## Source records
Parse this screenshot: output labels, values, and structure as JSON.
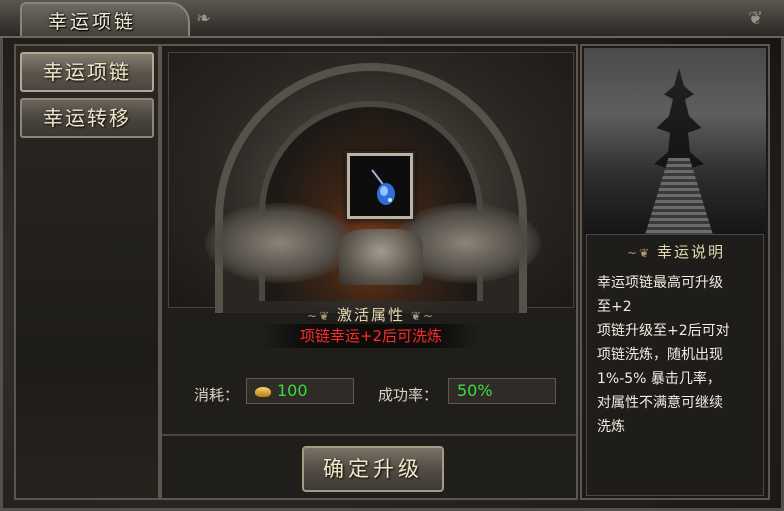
{
  "window": {
    "title": "幸运项链"
  },
  "menu": {
    "items": [
      {
        "label": "幸运项链"
      },
      {
        "label": "幸运转移"
      }
    ]
  },
  "stage": {
    "slot_item_icon": "necklace-icon"
  },
  "attributes": {
    "title": "激活属性",
    "value": "项链幸运+2后可洗炼"
  },
  "cost": {
    "label": "消耗：",
    "value": "100",
    "icon": "gold-ingot-icon"
  },
  "success": {
    "label": "成功率：",
    "value": "50%"
  },
  "actions": {
    "upgrade_label": "确定升级"
  },
  "info": {
    "title": "幸运说明",
    "lines": [
      "幸运项链最高可升级",
      "至+2",
      "项链升级至+2后可对",
      "项链洗炼，随机出现",
      "1%-5% 暴击几率，",
      "对属性不满意可继续",
      "洗炼"
    ]
  },
  "colors": {
    "accent_red": "#ff2a2a",
    "accent_green": "#3ddc3d",
    "text_gold": "#e6d7b3"
  }
}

## What you should do
Copy the records exactly. Skip the pictures.

## Task answer
Parse this screenshot: output labels, values, and structure as JSON.
{
  "window": {
    "title": "幸运项链"
  },
  "menu": {
    "items": [
      {
        "label": "幸运项链"
      },
      {
        "label": "幸运转移"
      }
    ]
  },
  "stage": {
    "slot_item_icon": "necklace-icon"
  },
  "attributes": {
    "title": "激活属性",
    "value": "项链幸运+2后可洗炼"
  },
  "cost": {
    "label": "消耗：",
    "value": "100",
    "icon": "gold-ingot-icon"
  },
  "success": {
    "label": "成功率：",
    "value": "50%"
  },
  "actions": {
    "upgrade_label": "确定升级"
  },
  "info": {
    "title": "幸运说明",
    "lines": [
      "幸运项链最高可升级",
      "至+2",
      "项链升级至+2后可对",
      "项链洗炼，随机出现",
      "1%-5% 暴击几率，",
      "对属性不满意可继续",
      "洗炼"
    ]
  },
  "colors": {
    "accent_red": "#ff2a2a",
    "accent_green": "#3ddc3d",
    "text_gold": "#e6d7b3"
  }
}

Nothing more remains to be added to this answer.